>> begin Supplied material

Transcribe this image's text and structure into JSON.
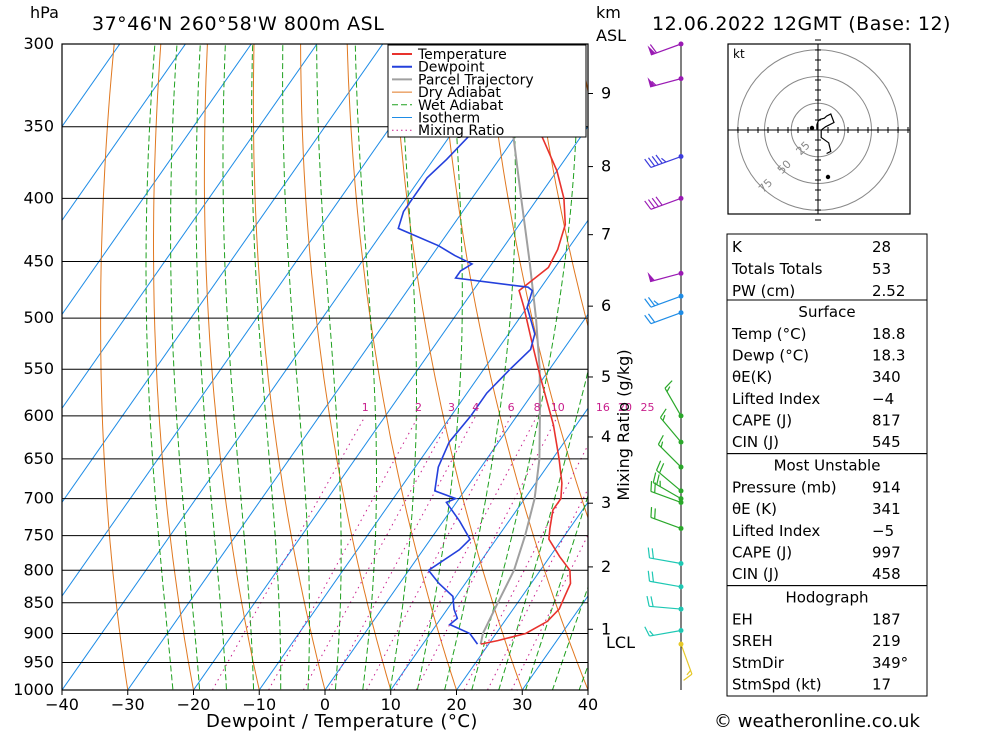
{
  "header": {
    "location": "37°46'N  260°58'W  800m  ASL",
    "datetime": "12.06.2022  12GMT  (Base: 12)",
    "hpa_label": "hPa",
    "km_label": "km",
    "asl_label": "ASL",
    "lcl_label": "LCL",
    "credit": "© weatheronline.co.uk",
    "kt_label": "kt"
  },
  "chart_data": {
    "type": "line",
    "title": "37°46'N  260°58'W  800m  ASL",
    "xlabel": "Dewpoint / Temperature (°C)",
    "ylabel": "hPa",
    "mixing_axis_label": "Mixing Ratio (g/kg)",
    "xlim": [
      -40,
      40
    ],
    "ylim": [
      1000,
      300
    ],
    "x_ticks": [
      "−40",
      "−30",
      "−20",
      "−10",
      "0",
      "10",
      "20",
      "30",
      "40"
    ],
    "pressure_levels": [
      300,
      350,
      400,
      450,
      500,
      550,
      600,
      650,
      700,
      750,
      800,
      850,
      900,
      950,
      1000
    ],
    "km_ticks": [
      {
        "label": "9",
        "p": 329
      },
      {
        "label": "8",
        "p": 377
      },
      {
        "label": "7",
        "p": 428
      },
      {
        "label": "6",
        "p": 489
      },
      {
        "label": "5",
        "p": 558
      },
      {
        "label": "4",
        "p": 624
      },
      {
        "label": "3",
        "p": 706
      },
      {
        "label": "2",
        "p": 795
      },
      {
        "label": "1",
        "p": 893
      }
    ],
    "mixing_ratio_labels": [
      "1",
      "2",
      "3",
      "4",
      "6",
      "8",
      "10",
      "16",
      "20",
      "25"
    ],
    "mixing_ratio_values": [
      1,
      2,
      3,
      4,
      6,
      8,
      10,
      16,
      20,
      25
    ],
    "legend": [
      "Temperature",
      "Dewpoint",
      "Parcel Trajectory",
      "Dry Adiabat",
      "Wet Adiabat",
      "Isotherm",
      "Mixing Ratio"
    ],
    "colors": {
      "temperature": "#e8322d",
      "dewpoint": "#2440dc",
      "parcel": "#a0a0a0",
      "dry_adiabat": "#e07820",
      "wet_adiabat": "#1ea01e",
      "isotherm": "#1e8ce6",
      "mixing_ratio": "#c81e8c"
    },
    "series": [
      {
        "name": "Temperature",
        "points": [
          [
            18.8,
            918
          ],
          [
            21,
            912
          ],
          [
            24.5,
            900
          ],
          [
            26.5,
            880
          ],
          [
            27,
            860
          ],
          [
            26.5,
            840
          ],
          [
            26,
            820
          ],
          [
            24.5,
            800
          ],
          [
            21.5,
            780
          ],
          [
            18,
            755
          ],
          [
            17,
            740
          ],
          [
            15.5,
            715
          ],
          [
            15.5,
            700
          ],
          [
            14,
            680
          ],
          [
            11,
            650
          ],
          [
            6.5,
            610
          ],
          [
            2.5,
            580
          ],
          [
            -1,
            555
          ],
          [
            -6,
            520
          ],
          [
            -10.5,
            490
          ],
          [
            -13,
            475
          ],
          [
            -12.5,
            470
          ],
          [
            -11,
            455
          ],
          [
            -11.5,
            440
          ],
          [
            -13,
            420
          ],
          [
            -16,
            400
          ],
          [
            -20,
            380
          ],
          [
            -25,
            360
          ],
          [
            -29,
            345
          ],
          [
            -33,
            330
          ],
          [
            -38,
            315
          ],
          [
            -41,
            300
          ]
        ]
      },
      {
        "name": "Dewpoint",
        "points": [
          [
            18.3,
            918
          ],
          [
            16,
            900
          ],
          [
            12,
            885
          ],
          [
            12.5,
            875
          ],
          [
            11,
            860
          ],
          [
            9.5,
            840
          ],
          [
            6,
            820
          ],
          [
            3,
            800
          ],
          [
            5.5,
            770
          ],
          [
            6,
            755
          ],
          [
            2.5,
            730
          ],
          [
            -1.5,
            705
          ],
          [
            -0.5,
            700
          ],
          [
            -4.5,
            690
          ],
          [
            -6.5,
            660
          ],
          [
            -7.5,
            630
          ],
          [
            -7,
            600
          ],
          [
            -7,
            575
          ],
          [
            -6,
            550
          ],
          [
            -5,
            530
          ],
          [
            -6,
            515
          ],
          [
            -10,
            490
          ],
          [
            -11,
            475
          ],
          [
            -12,
            472
          ],
          [
            -24,
            464
          ],
          [
            -24,
            458
          ],
          [
            -23,
            452
          ],
          [
            -26.5,
            445
          ],
          [
            -30,
            437
          ],
          [
            -38,
            423
          ],
          [
            -39,
            410
          ],
          [
            -39,
            395
          ],
          [
            -39,
            385
          ],
          [
            -38,
            372
          ],
          [
            -37,
            355
          ],
          [
            -39,
            350
          ],
          [
            -34,
            348
          ],
          [
            -36,
            340
          ],
          [
            -38,
            330
          ],
          [
            -44,
            318
          ],
          [
            -40,
            300
          ]
        ]
      },
      {
        "name": "Parcel Trajectory",
        "points": [
          [
            18.8,
            918
          ],
          [
            18,
            900
          ],
          [
            17,
            850
          ],
          [
            16,
            800
          ],
          [
            14,
            750
          ],
          [
            11.5,
            700
          ],
          [
            8,
            650
          ],
          [
            3.5,
            600
          ],
          [
            -1.5,
            550
          ],
          [
            -7.5,
            500
          ],
          [
            -14.5,
            450
          ],
          [
            -22.5,
            400
          ],
          [
            -31.5,
            350
          ],
          [
            -41,
            300
          ]
        ]
      }
    ]
  },
  "hodograph": {
    "rings": [
      "25",
      "50",
      "75"
    ],
    "points": [
      [
        0,
        0
      ],
      [
        -1,
        1
      ],
      [
        -1,
        5
      ],
      [
        0,
        8
      ],
      [
        2,
        10
      ],
      [
        6,
        11
      ],
      [
        8,
        13
      ],
      [
        12,
        15
      ],
      [
        15,
        7
      ],
      [
        7,
        3
      ],
      [
        3,
        0
      ],
      [
        3,
        -7
      ],
      [
        10,
        -12
      ],
      [
        12,
        -20
      ],
      [
        8,
        -22
      ]
    ]
  },
  "stats": {
    "k": {
      "label": "K",
      "value": "28"
    },
    "tt": {
      "label": "Totals Totals",
      "value": "53"
    },
    "pw": {
      "label": "PW (cm)",
      "value": "2.52"
    },
    "surface": {
      "title": "Surface",
      "rows": [
        {
          "label": "Temp (°C)",
          "value": "18.8"
        },
        {
          "label": "Dewp (°C)",
          "value": "18.3"
        },
        {
          "label": "θE(K)",
          "value": "340"
        },
        {
          "label": "Lifted Index",
          "value": "−4"
        },
        {
          "label": "CAPE (J)",
          "value": "817"
        },
        {
          "label": "CIN (J)",
          "value": "545"
        }
      ]
    },
    "most_unstable": {
      "title": "Most Unstable",
      "rows": [
        {
          "label": "Pressure (mb)",
          "value": "914"
        },
        {
          "label": "θE (K)",
          "value": "341"
        },
        {
          "label": "Lifted Index",
          "value": "−5"
        },
        {
          "label": "CAPE (J)",
          "value": "997"
        },
        {
          "label": "CIN (J)",
          "value": "458"
        }
      ]
    },
    "hodo": {
      "title": "Hodograph",
      "rows": [
        {
          "label": "EH",
          "value": "187"
        },
        {
          "label": "SREH",
          "value": "219"
        },
        {
          "label": "StmDir",
          "value": "349°"
        },
        {
          "label": "StmSpd (kt)",
          "value": "17"
        }
      ]
    }
  },
  "wind_barbs": [
    {
      "p": 300,
      "color": "#9a1ab4",
      "dir": 250,
      "spd": 60
    },
    {
      "p": 320,
      "color": "#9a1ab4",
      "dir": 255,
      "spd": 55
    },
    {
      "p": 370,
      "color": "#3c3cdc",
      "dir": 250,
      "spd": 45
    },
    {
      "p": 400,
      "color": "#9a1ab4",
      "dir": 250,
      "spd": 40
    },
    {
      "p": 460,
      "color": "#9a1ab4",
      "dir": 255,
      "spd": 50
    },
    {
      "p": 480,
      "color": "#1e8ce6",
      "dir": 250,
      "spd": 25
    },
    {
      "p": 495,
      "color": "#1e8ce6",
      "dir": 250,
      "spd": 20
    },
    {
      "p": 600,
      "color": "#2aa82a",
      "dir": 330,
      "spd": 15
    },
    {
      "p": 630,
      "color": "#2aa82a",
      "dir": 320,
      "spd": 15
    },
    {
      "p": 660,
      "color": "#2aa82a",
      "dir": 315,
      "spd": 15
    },
    {
      "p": 690,
      "color": "#2aa82a",
      "dir": 310,
      "spd": 20
    },
    {
      "p": 700,
      "color": "#2aa82a",
      "dir": 300,
      "spd": 25
    },
    {
      "p": 705,
      "color": "#2aa82a",
      "dir": 290,
      "spd": 20
    },
    {
      "p": 740,
      "color": "#2aa82a",
      "dir": 290,
      "spd": 20
    },
    {
      "p": 790,
      "color": "#1ec8b4",
      "dir": 280,
      "spd": 20
    },
    {
      "p": 825,
      "color": "#1ec8b4",
      "dir": 280,
      "spd": 20
    },
    {
      "p": 860,
      "color": "#1ec8b4",
      "dir": 275,
      "spd": 20
    },
    {
      "p": 895,
      "color": "#1ec8b4",
      "dir": 260,
      "spd": 15
    },
    {
      "p": 918,
      "color": "#e6c828",
      "dir": 160,
      "spd": 15
    }
  ]
}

>> end Supplied material

Problem details =
Among the entries above, how many lines hold the word "name"? Reply with only that number.

Task answer =
3